**RECORDS:**

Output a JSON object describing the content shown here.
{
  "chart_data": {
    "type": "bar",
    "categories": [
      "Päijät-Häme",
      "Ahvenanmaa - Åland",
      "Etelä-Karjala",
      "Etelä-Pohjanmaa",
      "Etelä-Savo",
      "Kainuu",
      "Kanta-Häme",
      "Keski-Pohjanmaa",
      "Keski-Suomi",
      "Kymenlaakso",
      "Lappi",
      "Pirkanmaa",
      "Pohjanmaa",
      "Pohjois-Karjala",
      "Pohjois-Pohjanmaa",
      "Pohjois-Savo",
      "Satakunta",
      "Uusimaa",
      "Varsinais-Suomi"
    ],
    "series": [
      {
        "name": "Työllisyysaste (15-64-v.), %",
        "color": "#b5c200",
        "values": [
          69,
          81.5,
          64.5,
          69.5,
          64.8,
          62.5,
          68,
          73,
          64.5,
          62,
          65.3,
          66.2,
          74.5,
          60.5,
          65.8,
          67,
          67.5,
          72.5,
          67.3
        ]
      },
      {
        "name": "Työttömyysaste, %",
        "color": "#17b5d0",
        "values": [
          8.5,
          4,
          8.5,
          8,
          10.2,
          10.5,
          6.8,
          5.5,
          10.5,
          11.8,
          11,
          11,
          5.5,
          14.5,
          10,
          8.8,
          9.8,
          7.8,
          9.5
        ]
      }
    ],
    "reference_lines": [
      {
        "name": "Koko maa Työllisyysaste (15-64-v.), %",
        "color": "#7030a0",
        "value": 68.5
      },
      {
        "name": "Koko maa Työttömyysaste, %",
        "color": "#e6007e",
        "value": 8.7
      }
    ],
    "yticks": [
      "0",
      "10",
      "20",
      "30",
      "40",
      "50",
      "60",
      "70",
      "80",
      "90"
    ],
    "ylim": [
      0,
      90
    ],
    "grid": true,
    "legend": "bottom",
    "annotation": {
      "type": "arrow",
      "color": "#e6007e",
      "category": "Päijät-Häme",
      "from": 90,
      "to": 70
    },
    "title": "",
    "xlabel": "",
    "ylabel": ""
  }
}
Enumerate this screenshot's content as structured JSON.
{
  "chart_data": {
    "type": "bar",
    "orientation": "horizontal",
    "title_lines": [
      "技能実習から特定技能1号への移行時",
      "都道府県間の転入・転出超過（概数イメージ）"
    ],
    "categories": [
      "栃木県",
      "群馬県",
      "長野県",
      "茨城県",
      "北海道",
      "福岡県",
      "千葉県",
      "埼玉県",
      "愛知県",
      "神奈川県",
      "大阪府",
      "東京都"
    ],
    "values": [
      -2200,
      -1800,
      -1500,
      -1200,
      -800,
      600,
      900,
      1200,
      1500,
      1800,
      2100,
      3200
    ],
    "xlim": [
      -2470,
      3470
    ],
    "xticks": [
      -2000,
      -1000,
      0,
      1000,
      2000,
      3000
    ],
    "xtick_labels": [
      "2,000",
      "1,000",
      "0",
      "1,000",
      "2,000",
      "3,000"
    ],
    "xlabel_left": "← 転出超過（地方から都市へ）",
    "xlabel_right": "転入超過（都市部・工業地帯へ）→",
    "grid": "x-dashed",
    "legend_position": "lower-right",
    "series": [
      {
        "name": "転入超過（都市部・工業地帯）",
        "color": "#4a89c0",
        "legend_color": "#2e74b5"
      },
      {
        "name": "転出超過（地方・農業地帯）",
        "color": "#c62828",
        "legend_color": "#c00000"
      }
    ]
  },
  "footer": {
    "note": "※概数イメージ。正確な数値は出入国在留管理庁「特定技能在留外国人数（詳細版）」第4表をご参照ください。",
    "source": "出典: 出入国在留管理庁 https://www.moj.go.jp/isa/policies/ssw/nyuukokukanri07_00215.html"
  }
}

**EXERCISE DETAILS:** Give an exact copy of all the data shown above.

**EXERCISE ANSWER:**
Output a JSON object describing the content shown here.
{
  "chart_data": {
    "type": "bar",
    "categories": [
      "Päijät-Häme",
      "Ahvenanmaa - Åland",
      "Etelä-Karjala",
      "Etelä-Pohjanmaa",
      "Etelä-Savo",
      "Kainuu",
      "Kanta-Häme",
      "Keski-Pohjanmaa",
      "Keski-Suomi",
      "Kymenlaakso",
      "Lappi",
      "Pirkanmaa",
      "Pohjanmaa",
      "Pohjois-Karjala",
      "Pohjois-Pohjanmaa",
      "Pohjois-Savo",
      "Satakunta",
      "Uusimaa",
      "Varsinais-Suomi"
    ],
    "series": [
      {
        "name": "Työllisyysaste (15-64-v.), %",
        "color": "#b5c200",
        "values": [
          69,
          81.5,
          64.5,
          69.5,
          64.8,
          62.5,
          68,
          73,
          64.5,
          62,
          65.3,
          66.2,
          74.5,
          60.5,
          65.8,
          67,
          67.5,
          72.5,
          67.3
        ]
      },
      {
        "name": "Työttömyysaste, %",
        "color": "#17b5d0",
        "values": [
          8.5,
          4,
          8.5,
          8,
          10.2,
          10.5,
          6.8,
          5.5,
          10.5,
          11.8,
          11,
          11,
          5.5,
          14.5,
          10,
          8.8,
          9.8,
          7.8,
          9.5
        ]
      }
    ],
    "reference_lines": [
      {
        "name": "Koko maa Työllisyysaste (15-64-v.), %",
        "color": "#7030a0",
        "value": 68.5
      },
      {
        "name": "Koko maa Työttömyysaste, %",
        "color": "#e6007e",
        "value": 8.7
      }
    ],
    "yticks": [
      "0",
      "10",
      "20",
      "30",
      "40",
      "50",
      "60",
      "70",
      "80",
      "90"
    ],
    "ylim": [
      0,
      90
    ],
    "grid": true,
    "legend": "bottom",
    "annotation": {
      "type": "arrow",
      "color": "#e6007e",
      "category": "Päijät-Häme",
      "from": 90,
      "to": 70
    },
    "title": "",
    "xlabel": "",
    "ylabel": ""
  }
}
Enumerate this screenshot's content as structured JSON.
{
  "chart_data": {
    "type": "bar",
    "orientation": "horizontal",
    "title_lines": [
      "技能実習から特定技能1号への移行時",
      "都道府県間の転入・転出超過（概数イメージ）"
    ],
    "categories": [
      "栃木県",
      "群馬県",
      "長野県",
      "茨城県",
      "北海道",
      "福岡県",
      "千葉県",
      "埼玉県",
      "愛知県",
      "神奈川県",
      "大阪府",
      "東京都"
    ],
    "values": [
      -2200,
      -1800,
      -1500,
      -1200,
      -800,
      600,
      900,
      1200,
      1500,
      1800,
      2100,
      3200
    ],
    "xlim": [
      -2470,
      3470
    ],
    "xticks": [
      -2000,
      -1000,
      0,
      1000,
      2000,
      3000
    ],
    "xtick_labels": [
      "2,000",
      "1,000",
      "0",
      "1,000",
      "2,000",
      "3,000"
    ],
    "xlabel_left": "← 転出超過（地方から都市へ）",
    "xlabel_right": "転入超過（都市部・工業地帯へ）→",
    "grid": "x-dashed",
    "legend_position": "lower-right",
    "series": [
      {
        "name": "転入超過（都市部・工業地帯）",
        "color": "#4a89c0",
        "legend_color": "#2e74b5"
      },
      {
        "name": "転出超過（地方・農業地帯）",
        "color": "#c62828",
        "legend_color": "#c00000"
      }
    ]
  },
  "footer": {
    "note": "※概数イメージ。正確な数値は出入国在留管理庁「特定技能在留外国人数（詳細版）」第4表をご参照ください。",
    "source": "出典: 出入国在留管理庁 https://www.moj.go.jp/isa/policies/ssw/nyuukokukanri07_00215.html"
  }
}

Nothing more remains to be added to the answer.